▸ **INSTRUCTION**:
Skip the images and copy each record exactly as written.

▸ **GIVEN DATA**:
* * * * * * * * *
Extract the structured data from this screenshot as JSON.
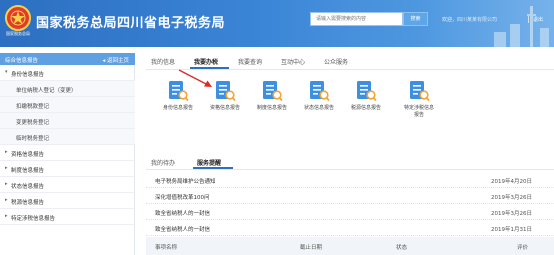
{
  "header": {
    "emblem_text": "国家税务总局",
    "title": "国家税务总局四川省电子税务局",
    "search_placeholder": "请输入需要搜索的内容",
    "search_button": "搜索",
    "welcome_prefix": "欢迎，",
    "welcome_name": "四川某某有限公司",
    "logout": "退出",
    "colors": {
      "header_start": "#2d6fc1",
      "header_end": "#76b2ea"
    }
  },
  "sidebar": {
    "title": "综合信息报告",
    "back_label": "返回主页",
    "groups": [
      {
        "label": "身份信息报告",
        "expanded": true,
        "children": [
          "单位纳税人登记（变更）",
          "扣缴税款登记",
          "变更税务登记",
          "临时税务登记"
        ]
      },
      {
        "label": "资格信息报告",
        "expanded": false
      },
      {
        "label": "制度信息报告",
        "expanded": false
      },
      {
        "label": "状态信息报告",
        "expanded": false
      },
      {
        "label": "税源信息报告",
        "expanded": false
      },
      {
        "label": "特定涉税信息报告",
        "expanded": false
      }
    ]
  },
  "tabs": [
    "我的信息",
    "我要办税",
    "我要查询",
    "互动中心",
    "公众服务"
  ],
  "active_tab": "我要办税",
  "tiles": [
    {
      "label": "身份信息报告",
      "icon": "document-search-icon"
    },
    {
      "label": "资格信息报告",
      "icon": "document-search-icon"
    },
    {
      "label": "制度信息报告",
      "icon": "document-search-icon"
    },
    {
      "label": "状态信息报告",
      "icon": "document-search-icon"
    },
    {
      "label": "税源信息报告",
      "icon": "document-search-icon"
    },
    {
      "label": "特定涉税信息报告",
      "icon": "document-search-icon"
    }
  ],
  "lower_tabs": [
    "我的待办",
    "服务提醒"
  ],
  "active_lower_tab": "服务提醒",
  "notices": [
    {
      "title": "电子税务局维护公告通知",
      "date": "2019年4月20日"
    },
    {
      "title": "深化增值税改革100问",
      "date": "2019年3月26日"
    },
    {
      "title": "致全省纳税人的一封信",
      "date": "2019年3月26日"
    },
    {
      "title": "致全省纳税人的一封信",
      "date": "2019年1月31日"
    }
  ],
  "table_headers": [
    "事项名称",
    "截止日期",
    "状态",
    "评价"
  ]
}
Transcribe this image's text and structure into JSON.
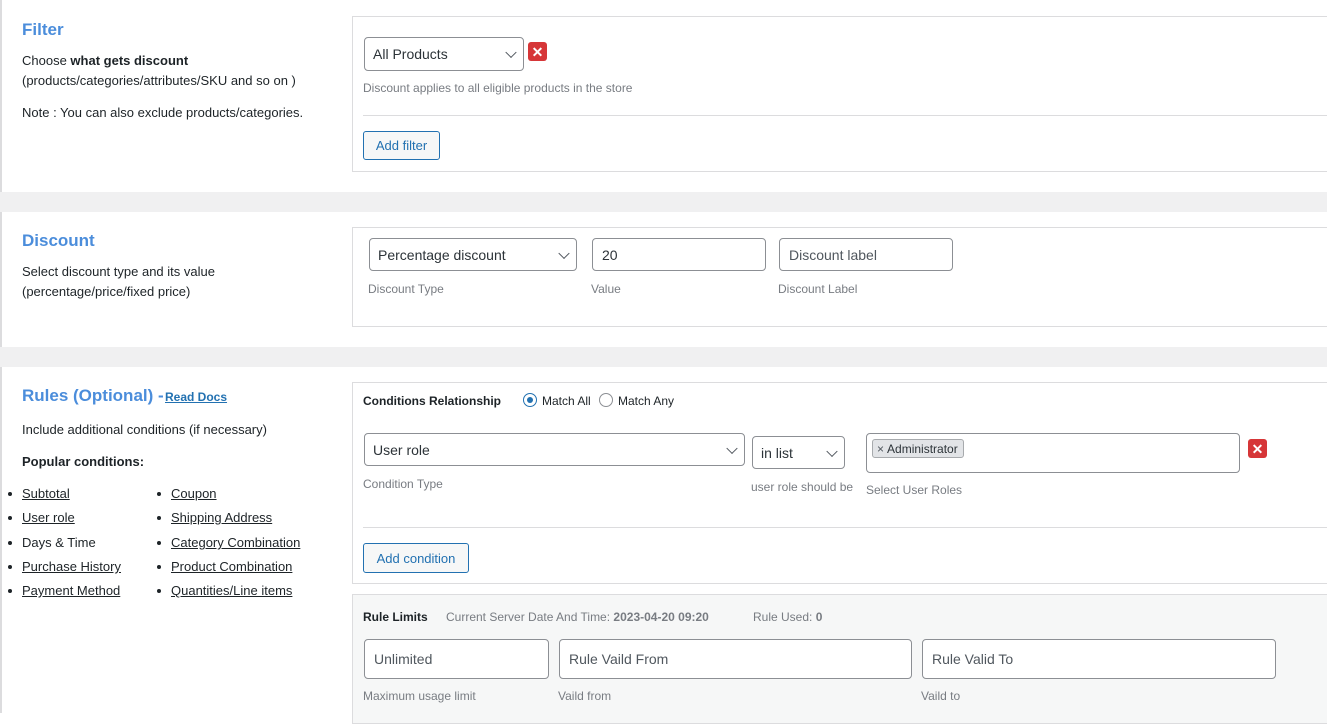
{
  "filter": {
    "heading": "Filter",
    "desc_prefix": "Choose ",
    "desc_bold": "what gets discount",
    "desc_line2": "(products/categories/attributes/SKU and so on )",
    "note": "Note : You can also exclude products/categories.",
    "select_value": "All Products",
    "hint": "Discount applies to all eligible products in the store",
    "add_button": "Add filter",
    "remove_icon": "close-icon"
  },
  "discount": {
    "heading": "Discount",
    "desc_line1": "Select discount type and its value",
    "desc_line2": "(percentage/price/fixed price)",
    "type_value": "Percentage discount",
    "type_label": "Discount Type",
    "value": "20",
    "value_label": "Value",
    "label_placeholder": "Discount label",
    "label_label": "Discount Label"
  },
  "rules": {
    "heading": "Rules (Optional) -",
    "read_docs": "Read Docs",
    "desc": "Include additional conditions (if necessary)",
    "popular_title": "Popular conditions:",
    "popular_left": [
      "Subtotal",
      "User role",
      "Days & Time",
      "Purchase History",
      "Payment Method"
    ],
    "popular_right": [
      "Coupon",
      "Shipping Address",
      "Category Combination",
      "Product Combination",
      "Quantities/Line items"
    ],
    "relationship_label": "Conditions Relationship",
    "match_all": "Match All",
    "match_any": "Match Any",
    "condition_type_value": "User role",
    "condition_type_label": "Condition Type",
    "operator_value": "in list",
    "operator_label": "user role should be",
    "tag_remove": "×",
    "tag_value": "Administrator",
    "roles_label": "Select User Roles",
    "add_condition": "Add condition"
  },
  "limits": {
    "title": "Rule Limits",
    "server_time_label": "Current Server Date And Time:",
    "server_time_value": "2023-04-20 09:20",
    "rule_used_label": "Rule Used:",
    "rule_used_value": "0",
    "max_usage_placeholder": "Unlimited",
    "max_usage_label": "Maximum usage limit",
    "valid_from_placeholder": "Rule Vaild From",
    "valid_from_label": "Vaild from",
    "valid_to_placeholder": "Rule Valid To",
    "valid_to_label": "Vaild to"
  },
  "colors": {
    "heading": "#4b8ddb",
    "accent": "#2271b1",
    "danger": "#d63638",
    "band": "#f0f0f1"
  }
}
* * * * * * * * *
▸ **COMPLETED TASK**:
Extract the structured data from this screenshot as JSON.
{
  "header": {
    "emblem_text": "国家税务总局",
    "title": "国家税务总局四川省电子税务局",
    "search_placeholder": "请输入需要搜索的内容",
    "search_button": "搜索",
    "welcome_prefix": "欢迎，",
    "welcome_name": "四川某某有限公司",
    "logout": "退出",
    "colors": {
      "header_start": "#2d6fc1",
      "header_end": "#76b2ea"
    }
  },
  "sidebar": {
    "title": "综合信息报告",
    "back_label": "返回主页",
    "groups": [
      {
        "label": "身份信息报告",
        "expanded": true,
        "children": [
          "单位纳税人登记（变更）",
          "扣缴税款登记",
          "变更税务登记",
          "临时税务登记"
        ]
      },
      {
        "label": "资格信息报告",
        "expanded": false
      },
      {
        "label": "制度信息报告",
        "expanded": false
      },
      {
        "label": "状态信息报告",
        "expanded": false
      },
      {
        "label": "税源信息报告",
        "expanded": false
      },
      {
        "label": "特定涉税信息报告",
        "expanded": false
      }
    ]
  },
  "tabs": [
    "我的信息",
    "我要办税",
    "我要查询",
    "互动中心",
    "公众服务"
  ],
  "active_tab": "我要办税",
  "tiles": [
    {
      "label": "身份信息报告",
      "icon": "document-search-icon"
    },
    {
      "label": "资格信息报告",
      "icon": "document-search-icon"
    },
    {
      "label": "制度信息报告",
      "icon": "document-search-icon"
    },
    {
      "label": "状态信息报告",
      "icon": "document-search-icon"
    },
    {
      "label": "税源信息报告",
      "icon": "document-search-icon"
    },
    {
      "label": "特定涉税信息报告",
      "icon": "document-search-icon"
    }
  ],
  "lower_tabs": [
    "我的待办",
    "服务提醒"
  ],
  "active_lower_tab": "服务提醒",
  "notices": [
    {
      "title": "电子税务局维护公告通知",
      "date": "2019年4月20日"
    },
    {
      "title": "深化增值税改革100问",
      "date": "2019年3月26日"
    },
    {
      "title": "致全省纳税人的一封信",
      "date": "2019年3月26日"
    },
    {
      "title": "致全省纳税人的一封信",
      "date": "2019年1月31日"
    }
  ],
  "table_headers": [
    "事项名称",
    "截止日期",
    "状态",
    "评价"
  ]
}
Transcribe this image's text and structure into JSON.
{
  "filter": {
    "heading": "Filter",
    "desc_prefix": "Choose ",
    "desc_bold": "what gets discount",
    "desc_line2": "(products/categories/attributes/SKU and so on )",
    "note": "Note : You can also exclude products/categories.",
    "select_value": "All Products",
    "hint": "Discount applies to all eligible products in the store",
    "add_button": "Add filter",
    "remove_icon": "close-icon"
  },
  "discount": {
    "heading": "Discount",
    "desc_line1": "Select discount type and its value",
    "desc_line2": "(percentage/price/fixed price)",
    "type_value": "Percentage discount",
    "type_label": "Discount Type",
    "value": "20",
    "value_label": "Value",
    "label_placeholder": "Discount label",
    "label_label": "Discount Label"
  },
  "rules": {
    "heading": "Rules (Optional) -",
    "read_docs": "Read Docs",
    "desc": "Include additional conditions (if necessary)",
    "popular_title": "Popular conditions:",
    "popular_left": [
      "Subtotal",
      "User role",
      "Days & Time",
      "Purchase History",
      "Payment Method"
    ],
    "popular_right": [
      "Coupon",
      "Shipping Address",
      "Category Combination",
      "Product Combination",
      "Quantities/Line items"
    ],
    "relationship_label": "Conditions Relationship",
    "match_all": "Match All",
    "match_any": "Match Any",
    "condition_type_value": "User role",
    "condition_type_label": "Condition Type",
    "operator_value": "in list",
    "operator_label": "user role should be",
    "tag_remove": "×",
    "tag_value": "Administrator",
    "roles_label": "Select User Roles",
    "add_condition": "Add condition"
  },
  "limits": {
    "title": "Rule Limits",
    "server_time_label": "Current Server Date And Time:",
    "server_time_value": "2023-04-20 09:20",
    "rule_used_label": "Rule Used:",
    "rule_used_value": "0",
    "max_usage_placeholder": "Unlimited",
    "max_usage_label": "Maximum usage limit",
    "valid_from_placeholder": "Rule Vaild From",
    "valid_from_label": "Vaild from",
    "valid_to_placeholder": "Rule Valid To",
    "valid_to_label": "Vaild to"
  },
  "colors": {
    "heading": "#4b8ddb",
    "accent": "#2271b1",
    "danger": "#d63638",
    "band": "#f0f0f1"
  }
}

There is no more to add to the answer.